Copy out each line of the material below that holds the string "night".

▸ Data entries
======

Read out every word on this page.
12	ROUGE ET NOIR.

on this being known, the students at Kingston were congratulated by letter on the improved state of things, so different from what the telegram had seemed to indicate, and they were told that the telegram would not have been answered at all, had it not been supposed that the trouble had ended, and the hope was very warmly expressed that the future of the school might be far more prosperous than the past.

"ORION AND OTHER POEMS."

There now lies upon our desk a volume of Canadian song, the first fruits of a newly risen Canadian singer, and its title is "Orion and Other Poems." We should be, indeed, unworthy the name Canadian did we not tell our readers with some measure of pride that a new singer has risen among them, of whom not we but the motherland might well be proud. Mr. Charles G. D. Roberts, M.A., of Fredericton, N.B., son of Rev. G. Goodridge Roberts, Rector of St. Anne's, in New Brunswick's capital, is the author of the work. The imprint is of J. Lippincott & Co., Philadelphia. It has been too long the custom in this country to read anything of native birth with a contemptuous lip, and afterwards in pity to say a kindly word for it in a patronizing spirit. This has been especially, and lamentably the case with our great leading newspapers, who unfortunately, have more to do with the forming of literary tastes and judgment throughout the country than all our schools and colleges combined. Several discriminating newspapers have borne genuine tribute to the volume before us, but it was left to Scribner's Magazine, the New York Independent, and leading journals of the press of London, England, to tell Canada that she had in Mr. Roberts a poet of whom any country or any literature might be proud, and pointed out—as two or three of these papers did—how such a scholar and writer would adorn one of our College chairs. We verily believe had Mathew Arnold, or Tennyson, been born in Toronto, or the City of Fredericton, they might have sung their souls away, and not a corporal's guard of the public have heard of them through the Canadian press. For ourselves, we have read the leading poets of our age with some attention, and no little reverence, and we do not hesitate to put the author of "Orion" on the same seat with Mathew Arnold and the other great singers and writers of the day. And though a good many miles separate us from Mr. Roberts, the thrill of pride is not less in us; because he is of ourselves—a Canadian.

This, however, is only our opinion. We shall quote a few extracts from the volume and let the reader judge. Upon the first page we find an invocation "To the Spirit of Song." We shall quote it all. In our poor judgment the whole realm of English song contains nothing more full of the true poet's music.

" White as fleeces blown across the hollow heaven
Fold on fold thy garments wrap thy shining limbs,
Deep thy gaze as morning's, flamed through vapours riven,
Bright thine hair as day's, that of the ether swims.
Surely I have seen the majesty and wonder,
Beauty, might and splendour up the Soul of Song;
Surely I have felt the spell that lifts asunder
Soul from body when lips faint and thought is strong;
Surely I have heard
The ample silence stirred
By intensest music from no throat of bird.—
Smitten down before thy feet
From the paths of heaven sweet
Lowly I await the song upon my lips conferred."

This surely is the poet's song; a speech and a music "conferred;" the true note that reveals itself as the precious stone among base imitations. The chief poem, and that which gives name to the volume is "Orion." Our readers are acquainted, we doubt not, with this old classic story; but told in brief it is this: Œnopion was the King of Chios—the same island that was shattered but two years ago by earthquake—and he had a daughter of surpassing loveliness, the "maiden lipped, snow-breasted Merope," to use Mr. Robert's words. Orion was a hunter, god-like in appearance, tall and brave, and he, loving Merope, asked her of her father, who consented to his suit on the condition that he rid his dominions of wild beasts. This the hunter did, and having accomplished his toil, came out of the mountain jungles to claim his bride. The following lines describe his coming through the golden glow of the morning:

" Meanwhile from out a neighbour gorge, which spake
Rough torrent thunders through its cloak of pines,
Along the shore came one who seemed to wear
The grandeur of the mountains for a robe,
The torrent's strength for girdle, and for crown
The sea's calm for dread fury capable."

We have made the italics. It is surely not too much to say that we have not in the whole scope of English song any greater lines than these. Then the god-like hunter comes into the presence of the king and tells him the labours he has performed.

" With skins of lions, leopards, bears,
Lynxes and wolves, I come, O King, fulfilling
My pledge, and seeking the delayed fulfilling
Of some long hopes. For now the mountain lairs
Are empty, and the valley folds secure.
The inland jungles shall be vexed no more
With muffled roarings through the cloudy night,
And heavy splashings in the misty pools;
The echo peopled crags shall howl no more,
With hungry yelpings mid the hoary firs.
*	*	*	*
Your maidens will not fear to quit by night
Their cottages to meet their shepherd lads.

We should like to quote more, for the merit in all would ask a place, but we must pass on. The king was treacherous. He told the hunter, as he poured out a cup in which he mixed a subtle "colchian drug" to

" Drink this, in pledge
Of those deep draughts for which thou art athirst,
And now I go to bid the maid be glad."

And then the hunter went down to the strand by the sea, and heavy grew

======

▸ Reply to the task
With muffled roarings through the cloudy night,
Your maidens will not fear to quit by night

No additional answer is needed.